Records from a data collection:

------------------------------------------------

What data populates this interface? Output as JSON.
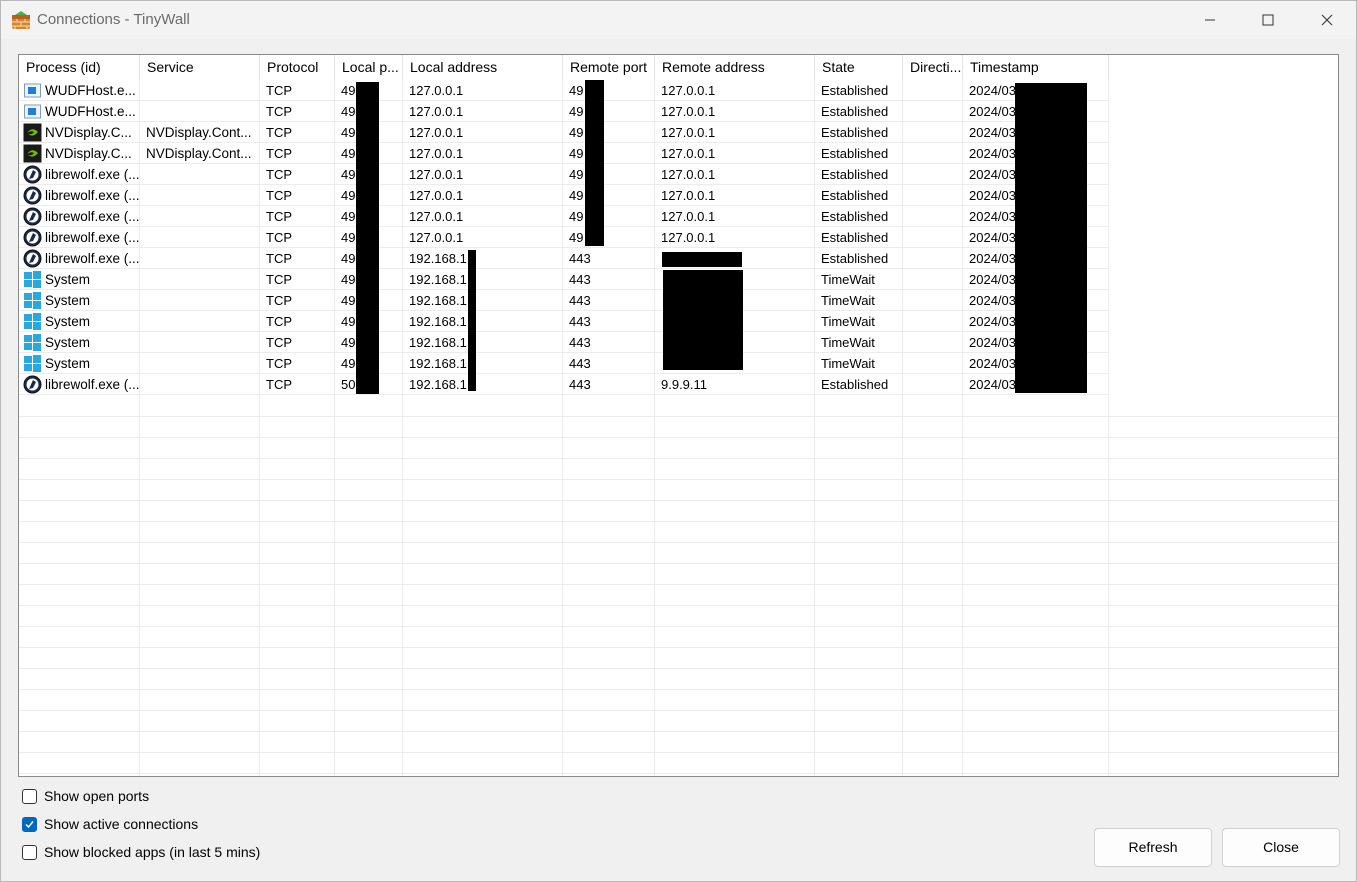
{
  "window": {
    "title": "Connections - TinyWall",
    "icon": "tinywall-firewall-icon",
    "controls": [
      "minimize-icon",
      "maximize-icon",
      "close-icon"
    ]
  },
  "table": {
    "columns": [
      "Process (id)",
      "Service",
      "Protocol",
      "Local p...",
      "Local address",
      "Remote port",
      "Remote address",
      "State",
      "Directi...",
      "Timestamp"
    ],
    "rows": [
      {
        "icon": "wudfhost-icon",
        "process": "WUDFHost.e...",
        "service": "",
        "protocol": "TCP",
        "local_port": "49",
        "local_address": "127.0.0.1",
        "remote_port": "49",
        "remote_address": "127.0.0.1",
        "state": "Established",
        "direction": "",
        "timestamp": "2024/03"
      },
      {
        "icon": "wudfhost-icon",
        "process": "WUDFHost.e...",
        "service": "",
        "protocol": "TCP",
        "local_port": "49",
        "local_address": "127.0.0.1",
        "remote_port": "49",
        "remote_address": "127.0.0.1",
        "state": "Established",
        "direction": "",
        "timestamp": "2024/03"
      },
      {
        "icon": "nvidia-icon",
        "process": "NVDisplay.C...",
        "service": "NVDisplay.Cont...",
        "protocol": "TCP",
        "local_port": "49",
        "local_address": "127.0.0.1",
        "remote_port": "49",
        "remote_address": "127.0.0.1",
        "state": "Established",
        "direction": "",
        "timestamp": "2024/03"
      },
      {
        "icon": "nvidia-icon",
        "process": "NVDisplay.C...",
        "service": "NVDisplay.Cont...",
        "protocol": "TCP",
        "local_port": "49",
        "local_address": "127.0.0.1",
        "remote_port": "49",
        "remote_address": "127.0.0.1",
        "state": "Established",
        "direction": "",
        "timestamp": "2024/03"
      },
      {
        "icon": "librewolf-icon",
        "process": "librewolf.exe (...",
        "service": "",
        "protocol": "TCP",
        "local_port": "49",
        "local_address": "127.0.0.1",
        "remote_port": "49",
        "remote_address": "127.0.0.1",
        "state": "Established",
        "direction": "",
        "timestamp": "2024/03"
      },
      {
        "icon": "librewolf-icon",
        "process": "librewolf.exe (...",
        "service": "",
        "protocol": "TCP",
        "local_port": "49",
        "local_address": "127.0.0.1",
        "remote_port": "49",
        "remote_address": "127.0.0.1",
        "state": "Established",
        "direction": "",
        "timestamp": "2024/03"
      },
      {
        "icon": "librewolf-icon",
        "process": "librewolf.exe (...",
        "service": "",
        "protocol": "TCP",
        "local_port": "49",
        "local_address": "127.0.0.1",
        "remote_port": "49",
        "remote_address": "127.0.0.1",
        "state": "Established",
        "direction": "",
        "timestamp": "2024/03"
      },
      {
        "icon": "librewolf-icon",
        "process": "librewolf.exe (...",
        "service": "",
        "protocol": "TCP",
        "local_port": "49",
        "local_address": "127.0.0.1",
        "remote_port": "49",
        "remote_address": "127.0.0.1",
        "state": "Established",
        "direction": "",
        "timestamp": "2024/03"
      },
      {
        "icon": "librewolf-icon",
        "process": "librewolf.exe (...",
        "service": "",
        "protocol": "TCP",
        "local_port": "49",
        "local_address": "192.168.1.",
        "remote_port": "443",
        "remote_address": "",
        "state": "Established",
        "direction": "",
        "timestamp": "2024/03"
      },
      {
        "icon": "windows-system-icon",
        "process": "System",
        "service": "",
        "protocol": "TCP",
        "local_port": "49",
        "local_address": "192.168.1.",
        "remote_port": "443",
        "remote_address": "",
        "state": "TimeWait",
        "direction": "",
        "timestamp": "2024/03"
      },
      {
        "icon": "windows-system-icon",
        "process": "System",
        "service": "",
        "protocol": "TCP",
        "local_port": "49",
        "local_address": "192.168.1.",
        "remote_port": "443",
        "remote_address": "",
        "state": "TimeWait",
        "direction": "",
        "timestamp": "2024/03"
      },
      {
        "icon": "windows-system-icon",
        "process": "System",
        "service": "",
        "protocol": "TCP",
        "local_port": "49",
        "local_address": "192.168.1.",
        "remote_port": "443",
        "remote_address": "",
        "state": "TimeWait",
        "direction": "",
        "timestamp": "2024/03"
      },
      {
        "icon": "windows-system-icon",
        "process": "System",
        "service": "",
        "protocol": "TCP",
        "local_port": "49",
        "local_address": "192.168.1.",
        "remote_port": "443",
        "remote_address": "",
        "state": "TimeWait",
        "direction": "",
        "timestamp": "2024/03"
      },
      {
        "icon": "windows-system-icon",
        "process": "System",
        "service": "",
        "protocol": "TCP",
        "local_port": "49",
        "local_address": "192.168.1.",
        "remote_port": "443",
        "remote_address": "",
        "state": "TimeWait",
        "direction": "",
        "timestamp": "2024/03"
      },
      {
        "icon": "librewolf-icon",
        "process": "librewolf.exe (...",
        "service": "",
        "protocol": "TCP",
        "local_port": "50",
        "local_address": "192.168.1.",
        "remote_port": "443",
        "remote_address": "9.9.9.11",
        "state": "Established",
        "direction": "",
        "timestamp": "2024/03"
      }
    ]
  },
  "options": {
    "show_open_ports": {
      "label": "Show open ports",
      "checked": false
    },
    "show_active_connections": {
      "label": "Show active connections",
      "checked": true
    },
    "show_blocked_apps": {
      "label": "Show blocked apps (in last 5 mins)",
      "checked": false
    }
  },
  "buttons": {
    "refresh": "Refresh",
    "close": "Close"
  },
  "colors": {
    "checkbox_accent": "#0067c0",
    "redaction": "#000000"
  }
}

------------------------------------------------

- STATED TASK -
Return the whole listing, word for word, and leave out every picture.

- EXERCISE RESULT -
What data populates this interface? Output as JSON.
{
  "window": {
    "title": "Connections - TinyWall",
    "icon": "tinywall-firewall-icon",
    "controls": [
      "minimize-icon",
      "maximize-icon",
      "close-icon"
    ]
  },
  "table": {
    "columns": [
      "Process (id)",
      "Service",
      "Protocol",
      "Local p...",
      "Local address",
      "Remote port",
      "Remote address",
      "State",
      "Directi...",
      "Timestamp"
    ],
    "rows": [
      {
        "icon": "wudfhost-icon",
        "process": "WUDFHost.e...",
        "service": "",
        "protocol": "TCP",
        "local_port": "49",
        "local_address": "127.0.0.1",
        "remote_port": "49",
        "remote_address": "127.0.0.1",
        "state": "Established",
        "direction": "",
        "timestamp": "2024/03"
      },
      {
        "icon": "wudfhost-icon",
        "process": "WUDFHost.e...",
        "service": "",
        "protocol": "TCP",
        "local_port": "49",
        "local_address": "127.0.0.1",
        "remote_port": "49",
        "remote_address": "127.0.0.1",
        "state": "Established",
        "direction": "",
        "timestamp": "2024/03"
      },
      {
        "icon": "nvidia-icon",
        "process": "NVDisplay.C...",
        "service": "NVDisplay.Cont...",
        "protocol": "TCP",
        "local_port": "49",
        "local_address": "127.0.0.1",
        "remote_port": "49",
        "remote_address": "127.0.0.1",
        "state": "Established",
        "direction": "",
        "timestamp": "2024/03"
      },
      {
        "icon": "nvidia-icon",
        "process": "NVDisplay.C...",
        "service": "NVDisplay.Cont...",
        "protocol": "TCP",
        "local_port": "49",
        "local_address": "127.0.0.1",
        "remote_port": "49",
        "remote_address": "127.0.0.1",
        "state": "Established",
        "direction": "",
        "timestamp": "2024/03"
      },
      {
        "icon": "librewolf-icon",
        "process": "librewolf.exe (...",
        "service": "",
        "protocol": "TCP",
        "local_port": "49",
        "local_address": "127.0.0.1",
        "remote_port": "49",
        "remote_address": "127.0.0.1",
        "state": "Established",
        "direction": "",
        "timestamp": "2024/03"
      },
      {
        "icon": "librewolf-icon",
        "process": "librewolf.exe (...",
        "service": "",
        "protocol": "TCP",
        "local_port": "49",
        "local_address": "127.0.0.1",
        "remote_port": "49",
        "remote_address": "127.0.0.1",
        "state": "Established",
        "direction": "",
        "timestamp": "2024/03"
      },
      {
        "icon": "librewolf-icon",
        "process": "librewolf.exe (...",
        "service": "",
        "protocol": "TCP",
        "local_port": "49",
        "local_address": "127.0.0.1",
        "remote_port": "49",
        "remote_address": "127.0.0.1",
        "state": "Established",
        "direction": "",
        "timestamp": "2024/03"
      },
      {
        "icon": "librewolf-icon",
        "process": "librewolf.exe (...",
        "service": "",
        "protocol": "TCP",
        "local_port": "49",
        "local_address": "127.0.0.1",
        "remote_port": "49",
        "remote_address": "127.0.0.1",
        "state": "Established",
        "direction": "",
        "timestamp": "2024/03"
      },
      {
        "icon": "librewolf-icon",
        "process": "librewolf.exe (...",
        "service": "",
        "protocol": "TCP",
        "local_port": "49",
        "local_address": "192.168.1.",
        "remote_port": "443",
        "remote_address": "",
        "state": "Established",
        "direction": "",
        "timestamp": "2024/03"
      },
      {
        "icon": "windows-system-icon",
        "process": "System",
        "service": "",
        "protocol": "TCP",
        "local_port": "49",
        "local_address": "192.168.1.",
        "remote_port": "443",
        "remote_address": "",
        "state": "TimeWait",
        "direction": "",
        "timestamp": "2024/03"
      },
      {
        "icon": "windows-system-icon",
        "process": "System",
        "service": "",
        "protocol": "TCP",
        "local_port": "49",
        "local_address": "192.168.1.",
        "remote_port": "443",
        "remote_address": "",
        "state": "TimeWait",
        "direction": "",
        "timestamp": "2024/03"
      },
      {
        "icon": "windows-system-icon",
        "process": "System",
        "service": "",
        "protocol": "TCP",
        "local_port": "49",
        "local_address": "192.168.1.",
        "remote_port": "443",
        "remote_address": "",
        "state": "TimeWait",
        "direction": "",
        "timestamp": "2024/03"
      },
      {
        "icon": "windows-system-icon",
        "process": "System",
        "service": "",
        "protocol": "TCP",
        "local_port": "49",
        "local_address": "192.168.1.",
        "remote_port": "443",
        "remote_address": "",
        "state": "TimeWait",
        "direction": "",
        "timestamp": "2024/03"
      },
      {
        "icon": "windows-system-icon",
        "process": "System",
        "service": "",
        "protocol": "TCP",
        "local_port": "49",
        "local_address": "192.168.1.",
        "remote_port": "443",
        "remote_address": "",
        "state": "TimeWait",
        "direction": "",
        "timestamp": "2024/03"
      },
      {
        "icon": "librewolf-icon",
        "process": "librewolf.exe (...",
        "service": "",
        "protocol": "TCP",
        "local_port": "50",
        "local_address": "192.168.1.",
        "remote_port": "443",
        "remote_address": "9.9.9.11",
        "state": "Established",
        "direction": "",
        "timestamp": "2024/03"
      }
    ]
  },
  "options": {
    "show_open_ports": {
      "label": "Show open ports",
      "checked": false
    },
    "show_active_connections": {
      "label": "Show active connections",
      "checked": true
    },
    "show_blocked_apps": {
      "label": "Show blocked apps (in last 5 mins)",
      "checked": false
    }
  },
  "buttons": {
    "refresh": "Refresh",
    "close": "Close"
  },
  "colors": {
    "checkbox_accent": "#0067c0",
    "redaction": "#000000"
  }
}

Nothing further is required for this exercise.